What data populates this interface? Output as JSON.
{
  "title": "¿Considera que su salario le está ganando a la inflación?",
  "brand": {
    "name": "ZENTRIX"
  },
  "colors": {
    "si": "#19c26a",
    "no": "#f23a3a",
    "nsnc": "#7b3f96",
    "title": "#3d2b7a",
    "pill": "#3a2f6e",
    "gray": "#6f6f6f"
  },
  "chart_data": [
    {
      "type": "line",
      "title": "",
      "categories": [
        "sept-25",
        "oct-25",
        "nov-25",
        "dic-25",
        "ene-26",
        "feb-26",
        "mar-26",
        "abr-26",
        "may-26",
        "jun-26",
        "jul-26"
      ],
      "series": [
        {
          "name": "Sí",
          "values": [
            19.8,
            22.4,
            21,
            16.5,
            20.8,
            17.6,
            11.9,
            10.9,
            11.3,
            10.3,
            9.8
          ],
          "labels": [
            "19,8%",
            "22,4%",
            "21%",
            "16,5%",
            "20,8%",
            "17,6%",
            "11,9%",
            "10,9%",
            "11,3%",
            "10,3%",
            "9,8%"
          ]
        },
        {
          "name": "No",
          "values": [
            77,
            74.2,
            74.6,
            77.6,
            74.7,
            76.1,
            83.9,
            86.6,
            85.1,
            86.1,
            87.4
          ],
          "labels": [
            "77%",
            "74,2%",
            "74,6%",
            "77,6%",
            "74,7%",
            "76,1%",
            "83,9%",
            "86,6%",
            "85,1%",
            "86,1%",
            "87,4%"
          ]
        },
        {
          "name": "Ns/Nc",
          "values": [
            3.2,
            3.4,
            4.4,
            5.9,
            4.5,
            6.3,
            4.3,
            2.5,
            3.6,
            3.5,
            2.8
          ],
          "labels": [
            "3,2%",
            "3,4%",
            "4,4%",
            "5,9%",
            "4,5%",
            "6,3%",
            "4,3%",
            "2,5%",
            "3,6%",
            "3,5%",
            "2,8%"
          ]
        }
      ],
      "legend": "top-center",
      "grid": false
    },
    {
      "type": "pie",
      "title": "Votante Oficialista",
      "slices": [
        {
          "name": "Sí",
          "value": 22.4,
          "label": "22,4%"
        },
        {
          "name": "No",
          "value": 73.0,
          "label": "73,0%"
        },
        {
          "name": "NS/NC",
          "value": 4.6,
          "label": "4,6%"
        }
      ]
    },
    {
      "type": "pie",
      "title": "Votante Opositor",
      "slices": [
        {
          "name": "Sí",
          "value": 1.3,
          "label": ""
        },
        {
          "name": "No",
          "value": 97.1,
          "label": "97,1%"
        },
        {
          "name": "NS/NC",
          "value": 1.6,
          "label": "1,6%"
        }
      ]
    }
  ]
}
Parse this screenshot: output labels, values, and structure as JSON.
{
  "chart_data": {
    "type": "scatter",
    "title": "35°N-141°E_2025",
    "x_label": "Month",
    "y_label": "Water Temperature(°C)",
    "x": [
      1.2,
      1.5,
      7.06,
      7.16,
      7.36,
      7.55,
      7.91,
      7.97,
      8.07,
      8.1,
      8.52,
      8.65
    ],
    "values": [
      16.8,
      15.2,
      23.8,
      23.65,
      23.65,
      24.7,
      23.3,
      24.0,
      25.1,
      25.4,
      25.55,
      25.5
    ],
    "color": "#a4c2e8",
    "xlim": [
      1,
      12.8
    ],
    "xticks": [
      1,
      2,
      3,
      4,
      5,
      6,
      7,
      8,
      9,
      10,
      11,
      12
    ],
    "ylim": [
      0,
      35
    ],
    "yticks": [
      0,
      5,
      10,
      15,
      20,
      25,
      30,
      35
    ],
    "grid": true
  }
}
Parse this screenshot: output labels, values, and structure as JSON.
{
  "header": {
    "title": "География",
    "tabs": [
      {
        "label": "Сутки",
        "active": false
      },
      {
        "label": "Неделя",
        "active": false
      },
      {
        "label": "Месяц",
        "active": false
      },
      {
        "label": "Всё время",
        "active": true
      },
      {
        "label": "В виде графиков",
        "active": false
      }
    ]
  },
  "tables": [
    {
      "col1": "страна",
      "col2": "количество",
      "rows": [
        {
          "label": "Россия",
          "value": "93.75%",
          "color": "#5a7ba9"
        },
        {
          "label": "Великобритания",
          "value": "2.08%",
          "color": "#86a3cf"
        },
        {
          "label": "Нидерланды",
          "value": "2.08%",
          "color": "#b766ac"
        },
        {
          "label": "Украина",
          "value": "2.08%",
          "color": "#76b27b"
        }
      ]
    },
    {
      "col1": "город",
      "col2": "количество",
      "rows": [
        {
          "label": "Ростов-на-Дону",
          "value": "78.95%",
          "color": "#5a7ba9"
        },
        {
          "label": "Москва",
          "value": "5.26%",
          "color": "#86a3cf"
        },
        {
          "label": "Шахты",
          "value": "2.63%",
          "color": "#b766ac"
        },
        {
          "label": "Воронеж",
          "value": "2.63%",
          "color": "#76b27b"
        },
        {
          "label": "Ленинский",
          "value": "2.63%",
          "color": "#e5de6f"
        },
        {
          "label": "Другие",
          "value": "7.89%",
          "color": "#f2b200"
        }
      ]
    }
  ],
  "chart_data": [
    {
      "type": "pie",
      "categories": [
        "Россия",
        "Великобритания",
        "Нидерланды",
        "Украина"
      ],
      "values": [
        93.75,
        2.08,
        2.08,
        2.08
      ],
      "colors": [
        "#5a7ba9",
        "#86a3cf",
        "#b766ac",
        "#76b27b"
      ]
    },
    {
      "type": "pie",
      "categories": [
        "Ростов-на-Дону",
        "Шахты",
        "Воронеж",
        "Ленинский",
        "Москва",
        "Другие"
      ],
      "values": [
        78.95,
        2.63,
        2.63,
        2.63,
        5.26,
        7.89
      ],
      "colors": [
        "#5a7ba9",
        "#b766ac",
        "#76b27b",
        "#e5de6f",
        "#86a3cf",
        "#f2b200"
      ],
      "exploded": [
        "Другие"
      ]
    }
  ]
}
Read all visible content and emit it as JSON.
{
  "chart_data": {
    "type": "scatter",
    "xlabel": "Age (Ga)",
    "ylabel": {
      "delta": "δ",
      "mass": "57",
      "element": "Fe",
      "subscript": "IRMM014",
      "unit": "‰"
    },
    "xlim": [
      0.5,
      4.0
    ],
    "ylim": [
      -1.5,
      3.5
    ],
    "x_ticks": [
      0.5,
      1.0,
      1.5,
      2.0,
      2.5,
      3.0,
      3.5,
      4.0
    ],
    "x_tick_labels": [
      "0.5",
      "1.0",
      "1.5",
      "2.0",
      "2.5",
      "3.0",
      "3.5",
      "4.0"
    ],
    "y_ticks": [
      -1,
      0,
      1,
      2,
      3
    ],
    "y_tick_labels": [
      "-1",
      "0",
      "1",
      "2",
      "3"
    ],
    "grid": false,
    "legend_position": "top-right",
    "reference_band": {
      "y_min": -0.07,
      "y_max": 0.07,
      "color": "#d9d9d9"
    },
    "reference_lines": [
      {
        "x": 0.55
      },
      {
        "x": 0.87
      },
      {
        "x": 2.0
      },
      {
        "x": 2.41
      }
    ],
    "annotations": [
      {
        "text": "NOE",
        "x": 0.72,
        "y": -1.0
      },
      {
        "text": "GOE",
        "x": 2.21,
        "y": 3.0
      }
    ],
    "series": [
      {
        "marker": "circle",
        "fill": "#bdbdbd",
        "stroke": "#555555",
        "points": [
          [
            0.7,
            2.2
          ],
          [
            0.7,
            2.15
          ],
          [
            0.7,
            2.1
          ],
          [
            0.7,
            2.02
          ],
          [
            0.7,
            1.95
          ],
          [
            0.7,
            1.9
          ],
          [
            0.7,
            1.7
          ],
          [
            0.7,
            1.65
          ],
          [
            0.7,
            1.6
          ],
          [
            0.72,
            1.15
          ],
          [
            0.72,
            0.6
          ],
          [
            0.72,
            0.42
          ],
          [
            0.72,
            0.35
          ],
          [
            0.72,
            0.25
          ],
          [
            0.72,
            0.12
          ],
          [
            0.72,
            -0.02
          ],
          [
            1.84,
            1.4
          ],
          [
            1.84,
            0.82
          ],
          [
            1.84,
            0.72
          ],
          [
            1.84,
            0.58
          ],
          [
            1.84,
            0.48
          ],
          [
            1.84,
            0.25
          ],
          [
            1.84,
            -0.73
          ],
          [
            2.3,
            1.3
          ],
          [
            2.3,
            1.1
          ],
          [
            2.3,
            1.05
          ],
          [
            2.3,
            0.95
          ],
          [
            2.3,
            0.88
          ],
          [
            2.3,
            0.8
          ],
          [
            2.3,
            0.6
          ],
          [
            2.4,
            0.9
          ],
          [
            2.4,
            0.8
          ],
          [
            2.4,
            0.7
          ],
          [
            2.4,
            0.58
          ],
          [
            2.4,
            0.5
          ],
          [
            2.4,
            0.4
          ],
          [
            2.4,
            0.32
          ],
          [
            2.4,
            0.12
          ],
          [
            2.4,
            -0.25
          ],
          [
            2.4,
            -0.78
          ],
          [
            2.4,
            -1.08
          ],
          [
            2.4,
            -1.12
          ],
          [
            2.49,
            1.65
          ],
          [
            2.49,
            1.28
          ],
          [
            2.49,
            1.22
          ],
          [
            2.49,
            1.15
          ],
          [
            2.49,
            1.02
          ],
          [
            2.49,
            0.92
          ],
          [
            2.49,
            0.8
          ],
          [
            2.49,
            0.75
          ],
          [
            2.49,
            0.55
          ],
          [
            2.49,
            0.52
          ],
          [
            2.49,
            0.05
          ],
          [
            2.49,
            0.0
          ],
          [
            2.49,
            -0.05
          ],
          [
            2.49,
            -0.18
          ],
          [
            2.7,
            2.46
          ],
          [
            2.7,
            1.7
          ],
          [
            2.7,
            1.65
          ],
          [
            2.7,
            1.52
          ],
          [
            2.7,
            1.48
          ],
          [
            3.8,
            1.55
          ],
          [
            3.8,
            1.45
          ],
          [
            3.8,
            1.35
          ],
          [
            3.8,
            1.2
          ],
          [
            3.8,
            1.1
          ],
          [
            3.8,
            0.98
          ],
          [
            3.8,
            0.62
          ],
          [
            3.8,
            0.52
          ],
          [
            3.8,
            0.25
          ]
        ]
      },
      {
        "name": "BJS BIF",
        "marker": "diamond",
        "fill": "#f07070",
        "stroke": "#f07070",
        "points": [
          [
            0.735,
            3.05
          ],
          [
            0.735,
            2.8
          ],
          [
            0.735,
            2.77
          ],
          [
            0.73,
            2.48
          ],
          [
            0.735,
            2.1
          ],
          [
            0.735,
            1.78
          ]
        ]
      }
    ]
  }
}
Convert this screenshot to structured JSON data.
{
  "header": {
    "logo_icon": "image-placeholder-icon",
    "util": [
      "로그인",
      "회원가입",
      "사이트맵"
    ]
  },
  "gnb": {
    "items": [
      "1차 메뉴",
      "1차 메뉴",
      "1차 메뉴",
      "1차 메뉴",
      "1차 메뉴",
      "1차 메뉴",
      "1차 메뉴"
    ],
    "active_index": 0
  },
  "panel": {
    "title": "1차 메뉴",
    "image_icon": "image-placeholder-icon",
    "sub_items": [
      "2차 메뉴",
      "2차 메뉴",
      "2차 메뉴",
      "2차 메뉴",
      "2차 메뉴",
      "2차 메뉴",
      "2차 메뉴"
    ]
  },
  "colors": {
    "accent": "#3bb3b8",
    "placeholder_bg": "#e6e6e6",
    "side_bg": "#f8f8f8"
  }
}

▸ WHAT IS REQUIRED
From the records above, how many lines include the word "image"? Only the number is wanted.

▸ RESULT OF THE EXERCISE
2